> _WHAT IS NEEDED_: Where in the data below does the word "otros" appear? Copy every line that has it.

[Records from a dataset]
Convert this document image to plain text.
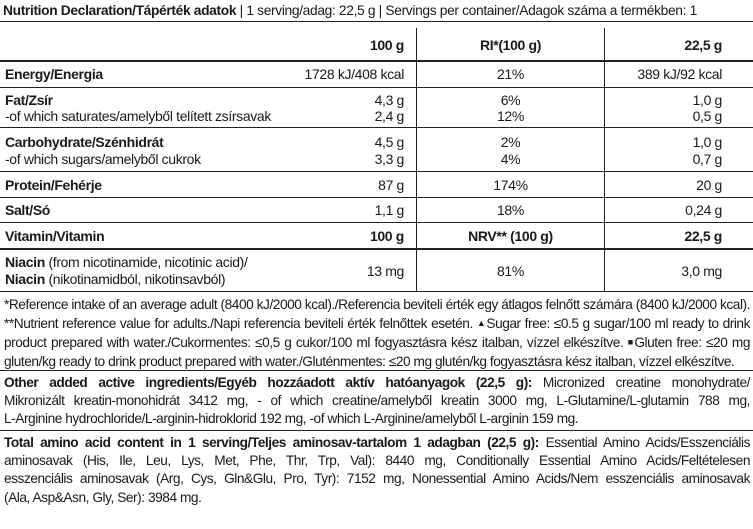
Nutrition Declaration/Tápérték adatok | 1 serving/adag: 22,5 g | Servings per container/Adagok száma a termékben: 1
100 g	RI*(100 g)	22,5 g
Energy/Energia	1728 kJ/408 kcal	21%	389 kJ/92 kcal
Fat/Zsír	4,3 g	6%	1,0 g
-of which saturates/amelyből telített zsírsavak	2,4 g	12%	0,5 g
Carbohydrate/Szénhidrát	4,5 g	2%	1,0 g
-of which sugars/amelyből cukrok	3,3 g	4%	0,7 g
Protein/Fehérje	87 g	174%	20 g
Salt/Só	1,1 g	18%	0,24 g
Vitamin/Vitamin	100 g	NRV** (100 g)	22,5 g
Niacin (from nicotinamide, nicotinic acid)/
Niacin (nikotinamidból, nikotinsavból)	13 mg	81%	3,0 mg

*Reference intake of an average adult (8400 kJ/2000 kcal)./Referencia beviteli érték egy átlagos felnőtt számára (8400 kJ/2000 kcal).

**Nutrient reference value for adults./Napi referencia beviteli érték felnőttek esetén. ▲Sugar free: ≤0.5 g sugar/100 ml ready to drink

product prepared with water./Cukormentes: ≤0,5 g cukor/100 ml fogyasztásra kész italban, vízzel elkészítve. ■Gluten free: ≤20 mg

gluten/kg ready to drink product prepared with water./Gluténmentes: ≤20 mg glutén/kg fogyasztásra kész italban, vízzel elkészítve.

Other added active ingredients/Egyéb hozzáadott aktív hatóanyagok (22,5 g): Micronized creatine monohydrate/

Mikronizált kreatin-monohidrát 3412 mg, - of which creatine/amelyből kreatin 3000 mg, L-Glutamine/L-glutamin 788 mg,

L-Arginine hydrochloride/L-arginin-hidroklorid 192 mg, -of which L-Arginine/amelyből L-arginin 159 mg.

Total amino acid content in 1 serving/Teljes aminosav-tartalom 1 adagban (22,5 g): Essential Amino Acids/Esszenciális

aminosavak (His, Ile, Leu, Lys, Met, Phe, Thr, Trp, Val): 8440 mg, Conditionally Essential Amino Acids/Feltételesen

esszenciális aminosavak (Arg, Cys, Gln&Glu, Pro, Tyr): 7152 mg, Nonessential Amino Acids/Nem esszenciális aminosavak

(Ala, Asp&Asn, Gly, Ser): 3984 mg.
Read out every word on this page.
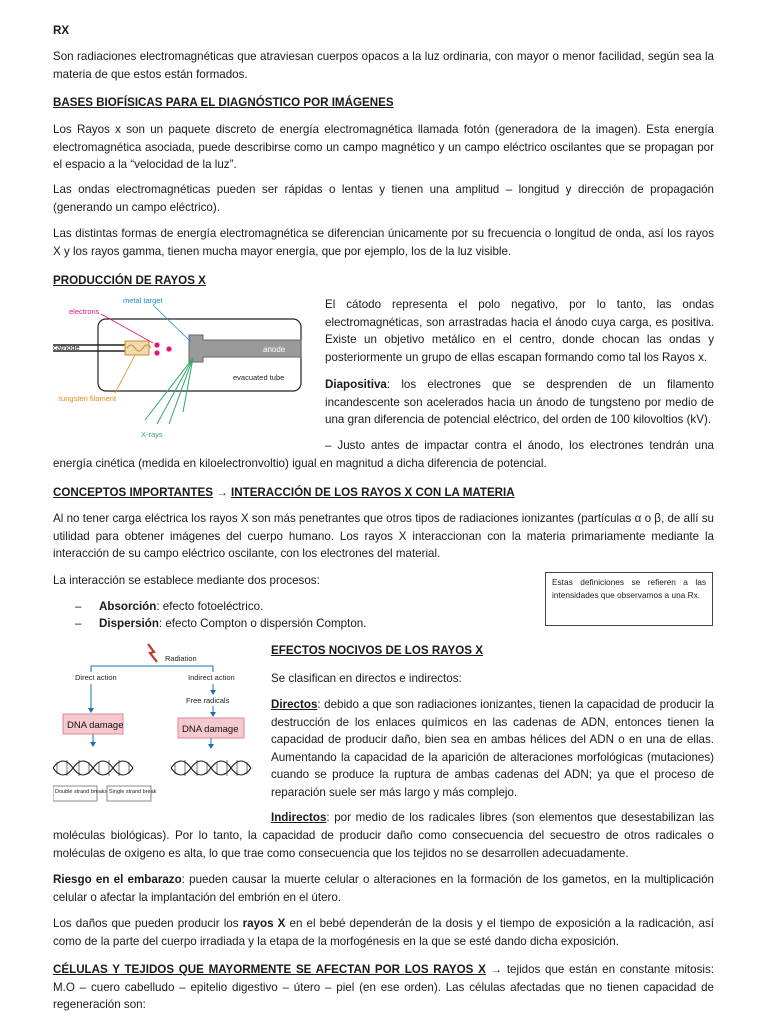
RX
Son radiaciones electromagnéticas que atraviesan cuerpos opacos a la luz ordinaria, con mayor o menor facilidad, según sea la materia de que estos están formados.
BASES BIOFÍSICAS PARA EL DIAGNÓSTICO POR IMÁGENES
Los Rayos x son un paquete discreto de energía electromagnética llamada fotón (generadora de la imagen). Esta energía electromagnética asociada, puede describirse como un campo magnético y un campo eléctrico oscilantes que se propagan por el espacio a la “velocidad de la luz”.
Las ondas electromagnéticas pueden ser rápidas o lentas y tienen una amplitud – longitud y dirección de propagación (generando un campo eléctrico).
Las distintas formas de energía electromagnética se diferencian únicamente por su frecuencia o longitud de onda, así los rayos X y los rayos gamma, tienen mucha mayor energía, que por ejemplo, los de la luz visible.
PRODUCCIÓN DE RAYOS X
anode
evacuated tube
cathode
metal target
electrons
tungsten filament
X-rays
El cátodo representa el polo negativo, por lo tanto, las ondas electromagnéticas, son arrastradas hacia el ánodo cuya carga, es positiva. Existe un objetivo metálico en el centro, donde chocan las ondas y posteriormente un grupo de ellas escapan formando como tal los Rayos x.
Diapositiva: los electrones que se desprenden de un filamento incandescente son acelerados hacia un ánodo de tungsteno por medio de una gran diferencia de potencial eléctrico, del orden de 100 kilovoltios (kV).
– Justo antes de impactar contra el ánodo, los electrones tendrán una
energía cinética (medida en kiloelectronvoltio) igual en magnitud a dicha diferencia de potencial.
CONCEPTOS IMPORTANTES → INTERACCIÓN DE LOS RAYOS X CON LA MATERIA
Al no tener carga eléctrica los rayos X son más penetrantes que otros tipos de radiaciones ionizantes (partículas α o β, de allí su utilidad para obtener imágenes del cuerpo humano. Los rayos X interaccionan con la materia primariamente mediante la interacción de su campo eléctrico oscilante, con los electrones del material.
La interacción se establece mediante dos procesos:
– Absorción: efecto fotoeléctrico.
– Dispersión: efecto Compton o dispersión Compton.
Estas definiciones se refieren a las intensidades que observamos a una Rx.
Radiation
Direct action	Indirect action
Free radicals
DNA damage	DNA damage
Double strand breaks Single strand break
EFECTOS NOCIVOS DE LOS RAYOS X
Se clasifican en directos e indirectos:
Directos: debido a que son radiaciones ionizantes, tienen la capacidad de producir la destrucción de los enlaces químicos en las cadenas de ADN, entonces tienen la capacidad de producir daño, bien sea en ambas hélices del ADN o en una de ellas. Aumentando la capacidad de la aparición de alteraciones morfológicas (mutaciones) cuando se produce la ruptura de ambas cadenas del ADN; ya que el proceso de reparación suele ser más largo y más complejo.
Indirectos: por medio de los radicales libres (son elementos que desestabilizan las
moléculas biológicas). Por lo tanto, la capacidad de producir daño como consecuencia del secuestro de otros radicales o moléculas de oxigeno es alta, lo que trae como consecuencia que los tejidos no se desarrollen adecuadamente.
Riesgo en el embarazo: pueden causar la muerte celular o alteraciones en la formación de los gametos, en la multiplicación celular o afectar la implantación del embrión en el útero.
Los daños que pueden producir los rayos X en el bebé dependerán de la dosis y el tiempo de exposición a la radicación, así como de la parte del cuerpo irradiada y la etapa de la morfogénesis en la que se esté dando dicha exposición.
CÉLULAS Y TEJIDOS QUE MAYORMENTE SE AFECTAN POR LOS RAYOS X → tejidos que están en constante mitosis: M.O – cuero cabelludo – epitelio digestivo – útero – piel (en ese orden). Las células afectadas que no tienen capacidad de regeneración son:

> _WRITTEN RESPONSE_:
Al no tener carga eléctrica los rayos X son más penetrantes que otros tipos de radiaciones ionizantes (partículas α o β, de allí su utilidad para obtener imágenes del cuerpo humano. Los rayos X interaccionan con la materia primariamente mediante la interacción de su campo eléctrico oscilante, con los electrones del material.
moléculas biológicas). Por lo tanto, la capacidad de producir daño como consecuencia del secuestro de otros radicales o moléculas de oxigeno es alta, lo que trae como consecuencia que los tejidos no se desarrollen adecuadamente.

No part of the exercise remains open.